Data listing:
- - -

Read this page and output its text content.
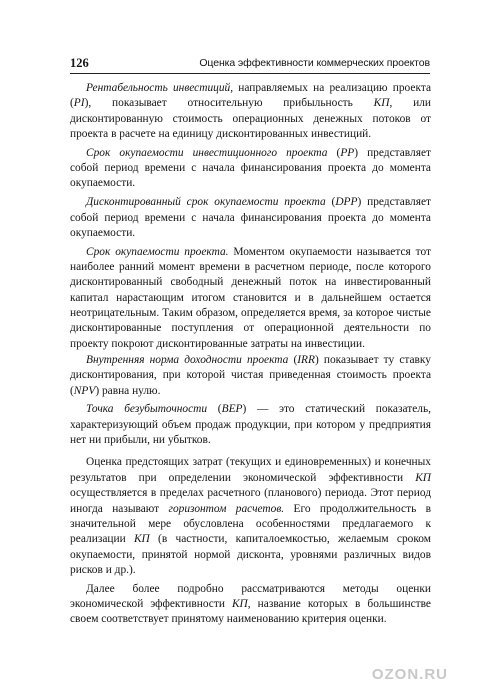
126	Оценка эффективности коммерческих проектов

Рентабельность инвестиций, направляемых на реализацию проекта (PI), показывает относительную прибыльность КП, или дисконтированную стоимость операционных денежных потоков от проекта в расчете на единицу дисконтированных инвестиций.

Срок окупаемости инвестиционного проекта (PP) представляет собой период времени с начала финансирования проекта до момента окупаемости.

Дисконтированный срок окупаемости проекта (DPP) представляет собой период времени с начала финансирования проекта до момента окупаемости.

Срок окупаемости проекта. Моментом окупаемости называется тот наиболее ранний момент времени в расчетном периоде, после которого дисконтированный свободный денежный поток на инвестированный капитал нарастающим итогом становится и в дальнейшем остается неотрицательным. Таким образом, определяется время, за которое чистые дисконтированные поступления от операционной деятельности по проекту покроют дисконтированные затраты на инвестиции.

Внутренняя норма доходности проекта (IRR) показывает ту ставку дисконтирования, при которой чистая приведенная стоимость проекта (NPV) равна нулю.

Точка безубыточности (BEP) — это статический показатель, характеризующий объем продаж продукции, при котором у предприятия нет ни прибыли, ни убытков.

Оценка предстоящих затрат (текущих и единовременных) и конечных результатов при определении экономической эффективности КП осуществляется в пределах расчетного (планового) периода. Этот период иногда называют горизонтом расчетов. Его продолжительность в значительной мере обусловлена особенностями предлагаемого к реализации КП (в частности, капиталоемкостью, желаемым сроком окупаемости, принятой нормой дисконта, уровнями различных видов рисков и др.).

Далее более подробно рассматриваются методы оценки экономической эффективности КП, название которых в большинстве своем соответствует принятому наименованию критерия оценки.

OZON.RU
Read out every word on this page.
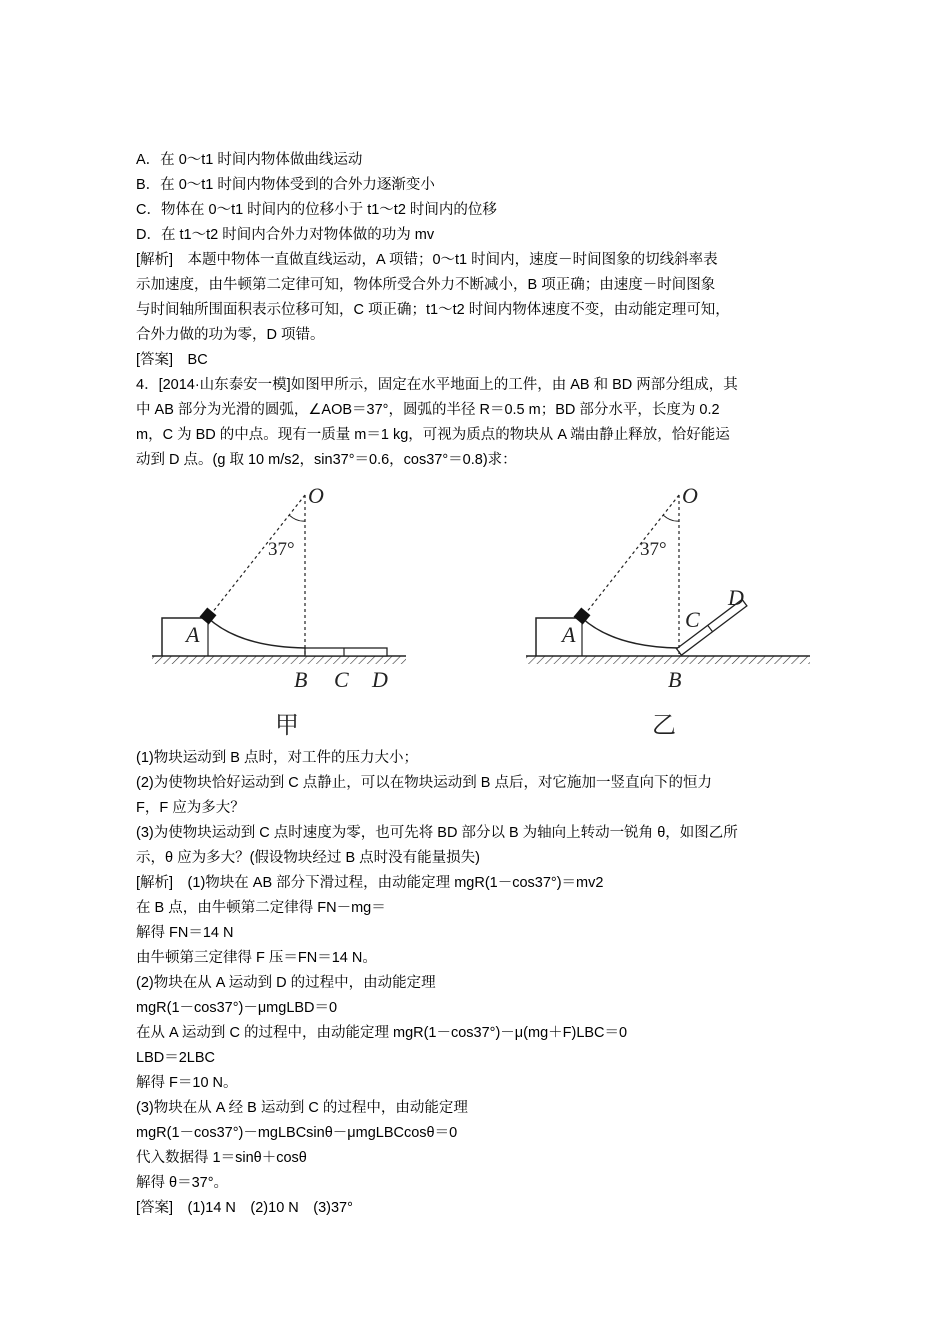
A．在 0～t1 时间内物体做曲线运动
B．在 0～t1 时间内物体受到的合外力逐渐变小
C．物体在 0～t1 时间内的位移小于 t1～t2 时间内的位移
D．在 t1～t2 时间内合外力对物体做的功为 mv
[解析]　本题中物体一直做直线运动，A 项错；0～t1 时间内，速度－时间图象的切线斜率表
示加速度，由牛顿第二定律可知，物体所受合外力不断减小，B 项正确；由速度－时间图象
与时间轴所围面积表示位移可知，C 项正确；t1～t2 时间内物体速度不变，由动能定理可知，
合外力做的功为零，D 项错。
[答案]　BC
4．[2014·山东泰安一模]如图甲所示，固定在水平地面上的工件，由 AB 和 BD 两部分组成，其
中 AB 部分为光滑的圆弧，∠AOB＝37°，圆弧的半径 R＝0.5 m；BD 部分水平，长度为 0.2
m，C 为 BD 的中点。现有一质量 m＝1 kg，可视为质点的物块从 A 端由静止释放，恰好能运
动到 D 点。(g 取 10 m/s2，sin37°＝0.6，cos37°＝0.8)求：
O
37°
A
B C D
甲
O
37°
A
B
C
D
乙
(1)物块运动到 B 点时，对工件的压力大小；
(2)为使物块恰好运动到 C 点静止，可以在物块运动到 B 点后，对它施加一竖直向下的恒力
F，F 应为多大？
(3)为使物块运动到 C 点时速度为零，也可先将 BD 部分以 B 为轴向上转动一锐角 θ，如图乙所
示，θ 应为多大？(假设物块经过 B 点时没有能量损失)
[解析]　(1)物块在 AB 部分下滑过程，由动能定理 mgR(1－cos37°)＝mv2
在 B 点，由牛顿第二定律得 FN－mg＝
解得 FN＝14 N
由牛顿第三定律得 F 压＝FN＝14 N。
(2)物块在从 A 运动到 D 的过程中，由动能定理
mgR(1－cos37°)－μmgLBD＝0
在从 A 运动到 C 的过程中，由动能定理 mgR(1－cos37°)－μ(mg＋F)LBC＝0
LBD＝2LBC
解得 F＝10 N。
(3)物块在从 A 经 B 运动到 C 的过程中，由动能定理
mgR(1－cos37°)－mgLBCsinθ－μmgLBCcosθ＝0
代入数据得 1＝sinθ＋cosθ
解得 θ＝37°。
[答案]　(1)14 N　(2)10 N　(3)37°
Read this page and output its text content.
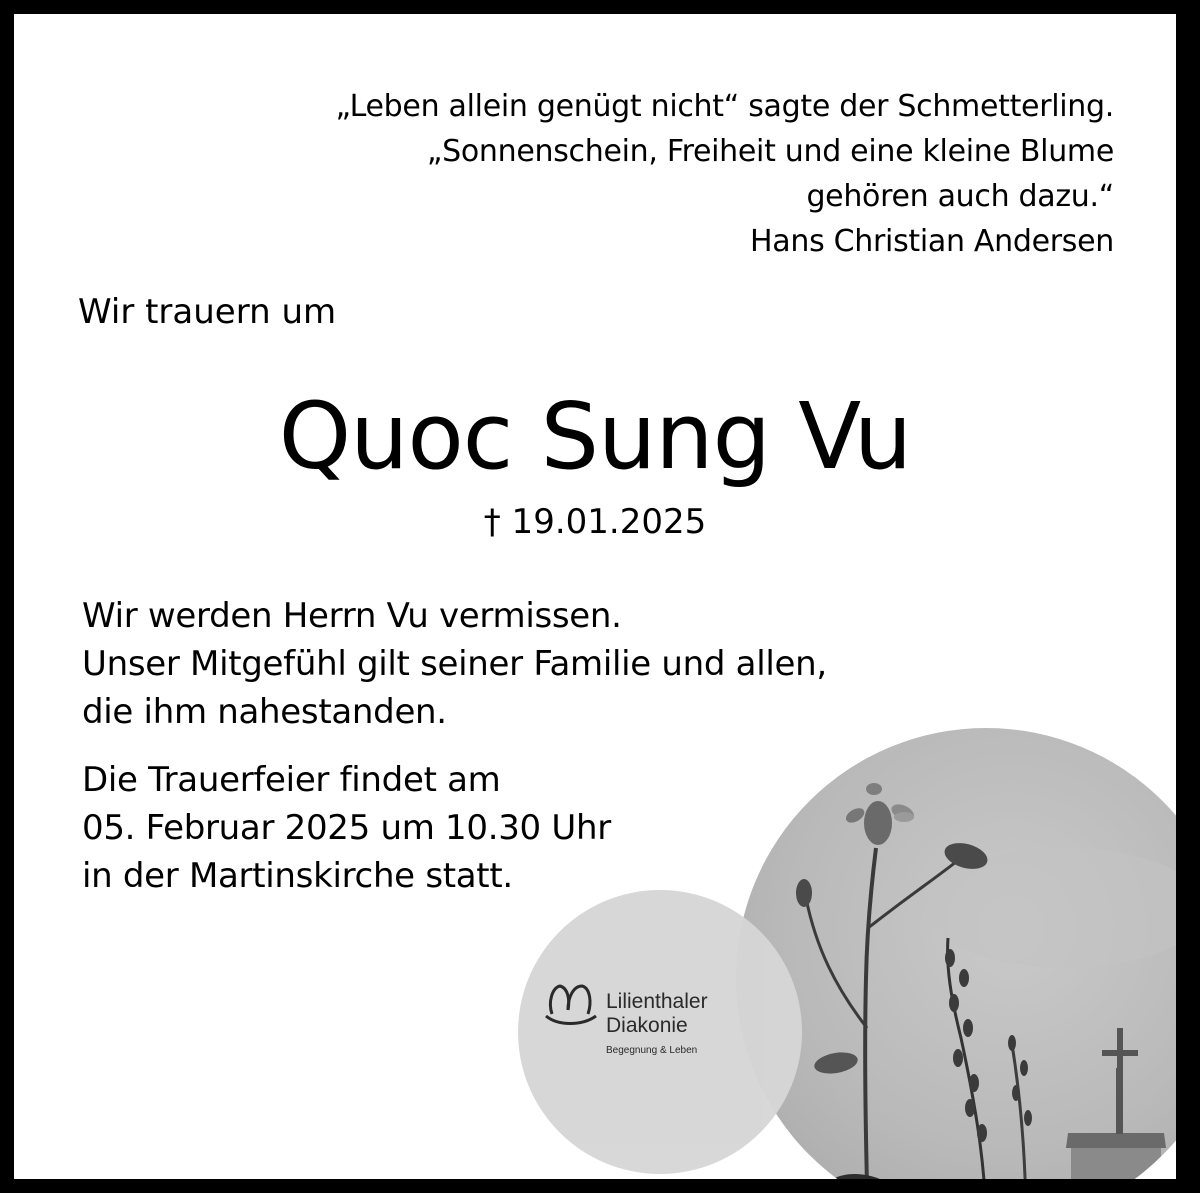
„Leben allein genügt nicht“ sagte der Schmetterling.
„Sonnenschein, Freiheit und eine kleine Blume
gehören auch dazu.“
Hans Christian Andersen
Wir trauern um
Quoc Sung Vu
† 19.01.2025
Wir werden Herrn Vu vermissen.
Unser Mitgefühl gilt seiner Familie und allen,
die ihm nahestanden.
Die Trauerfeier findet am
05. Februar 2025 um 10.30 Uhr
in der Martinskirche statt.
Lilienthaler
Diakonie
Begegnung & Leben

- - -

● **WHAT THE TASK REQUIRES**
Write the entries above out in full, exactly, with no images.

● **THE REPLY**
Read this page and output its text content.
126	Оценка эффективности коммерческих проектов

Рентабельность инвестиций, направляемых на реализацию проекта (PI), показывает относительную прибыльность КП, или дисконтированную стоимость операционных денежных потоков от проекта в расчете на единицу дисконтированных инвестиций.

Срок окупаемости инвестиционного проекта (PP) представляет собой период времени с начала финансирования проекта до момента окупаемости.

Дисконтированный срок окупаемости проекта (DPP) представляет собой период времени с начала финансирования проекта до момента окупаемости.

Срок окупаемости проекта. Моментом окупаемости называется тот наиболее ранний момент времени в расчетном периоде, после которого дисконтированный свободный денежный поток на инвестированный капитал нарастающим итогом становится и в дальнейшем остается неотрицательным. Таким образом, определяется время, за которое чистые дисконтированные поступления от операционной деятельности по проекту покроют дисконтированные затраты на инвестиции.

Внутренняя норма доходности проекта (IRR) показывает ту ставку дисконтирования, при которой чистая приведенная стоимость проекта (NPV) равна нулю.

Точка безубыточности (BEP) — это статический показатель, характеризующий объем продаж продукции, при котором у предприятия нет ни прибыли, ни убытков.

Оценка предстоящих затрат (текущих и единовременных) и конечных результатов при определении экономической эффективности КП осуществляется в пределах расчетного (планового) периода. Этот период иногда называют горизонтом расчетов. Его продолжительность в значительной мере обусловлена особенностями предлагаемого к реализации КП (в частности, капиталоемкостью, желаемым сроком окупаемости, принятой нормой дисконта, уровнями различных видов рисков и др.).

Далее более подробно рассматриваются методы оценки экономической эффективности КП, название которых в большинстве своем соответствует принятому наименованию критерия оценки.

OZON.RU
Read out every word on this page.
A．在 0～t1 时间内物体做曲线运动
B．在 0～t1 时间内物体受到的合外力逐渐变小
C．物体在 0～t1 时间内的位移小于 t1～t2 时间内的位移
D．在 t1～t2 时间内合外力对物体做的功为 mv
[解析]　本题中物体一直做直线运动，A 项错；0～t1 时间内，速度－时间图象的切线斜率表
示加速度，由牛顿第二定律可知，物体所受合外力不断减小，B 项正确；由速度－时间图象
与时间轴所围面积表示位移可知，C 项正确；t1～t2 时间内物体速度不变，由动能定理可知，
合外力做的功为零，D 项错。
[答案]　BC
4．[2014·山东泰安一模]如图甲所示，固定在水平地面上的工件，由 AB 和 BD 两部分组成，其
中 AB 部分为光滑的圆弧，∠AOB＝37°，圆弧的半径 R＝0.5 m；BD 部分水平，长度为 0.2
m，C 为 BD 的中点。现有一质量 m＝1 kg，可视为质点的物块从 A 端由静止释放，恰好能运
动到 D 点。(g 取 10 m/s2，sin37°＝0.6，cos37°＝0.8)求：
O
37°
A
B C D
甲
O
37°
A
B
C
D
乙
(1)物块运动到 B 点时，对工件的压力大小；
(2)为使物块恰好运动到 C 点静止，可以在物块运动到 B 点后，对它施加一竖直向下的恒力
F，F 应为多大？
(3)为使物块运动到 C 点时速度为零，也可先将 BD 部分以 B 为轴向上转动一锐角 θ，如图乙所
示，θ 应为多大？(假设物块经过 B 点时没有能量损失)
[解析]　(1)物块在 AB 部分下滑过程，由动能定理 mgR(1－cos37°)＝mv2
在 B 点，由牛顿第二定律得 FN－mg＝
解得 FN＝14 N
由牛顿第三定律得 F 压＝FN＝14 N。
(2)物块在从 A 运动到 D 的过程中，由动能定理
mgR(1－cos37°)－μmgLBD＝0
在从 A 运动到 C 的过程中，由动能定理 mgR(1－cos37°)－μ(mg＋F)LBC＝0
LBD＝2LBC
解得 F＝10 N。
(3)物块在从 A 经 B 运动到 C 的过程中，由动能定理
mgR(1－cos37°)－mgLBCsinθ－μmgLBCcosθ＝0
代入数据得 1＝sinθ＋cosθ
解得 θ＝37°。
[答案]　(1)14 N　(2)10 N　(3)37°
Read this page and output its text content.
„Leben allein genügt nicht“ sagte der Schmetterling.
„Sonnenschein, Freiheit und eine kleine Blume
gehören auch dazu.“
Hans Christian Andersen
Wir trauern um
Quoc Sung Vu
† 19.01.2025
Wir werden Herrn Vu vermissen.
Unser Mitgefühl gilt seiner Familie und allen,
die ihm nahestanden.
Die Trauerfeier findet am
05. Februar 2025 um 10.30 Uhr
in der Martinskirche statt.
Lilienthaler
Diakonie
Begegnung & Leben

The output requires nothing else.